**** Records provided

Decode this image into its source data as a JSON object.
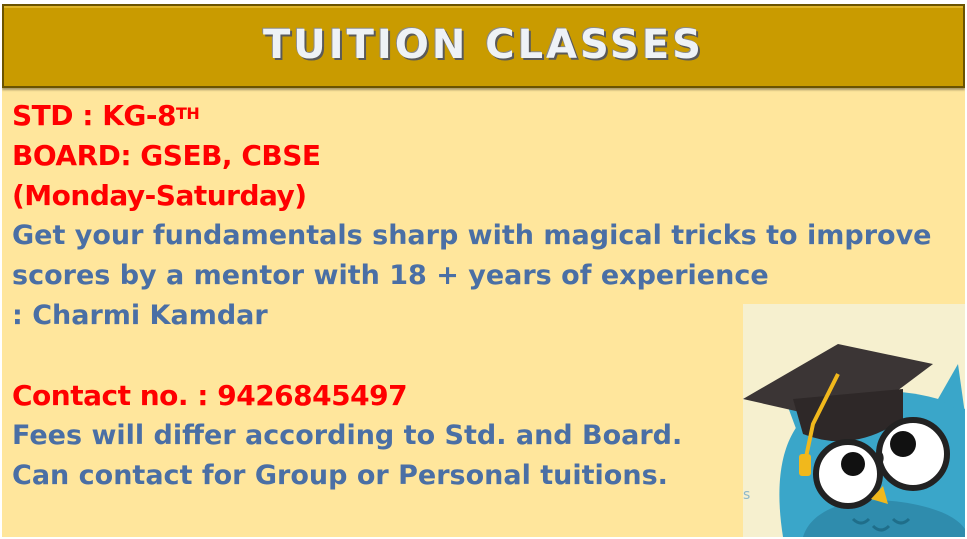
{
  "banner": {
    "title": "TUITION CLASSES"
  },
  "info": {
    "std_prefix": "STD : KG-8",
    "std_sup": "TH",
    "board": "BOARD: GSEB, CBSE",
    "days": "(Monday-Saturday)",
    "desc_line1": "Get your fundamentals sharp with magical tricks to improve",
    "desc_line2": "scores by a mentor with 18 + years of experience",
    "mentor": ": Charmi Kamdar",
    "contact": "Contact no. : 9426845497",
    "fees": "Fees will differ according to Std. and Board.",
    "group": "Can contact for Group or Personal tuitions."
  },
  "colors": {
    "background": "#ffe69c",
    "banner": "#c99b00",
    "red_text": "#ff0000",
    "blue_text": "#4a6fa5"
  },
  "illustration": {
    "icon": "owl-graduation-cap-icon"
  }
}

********

=== Given problem ===
Give only a number: how many lines of the data hold the string "contact"?

=== Solution for this exercise ===
2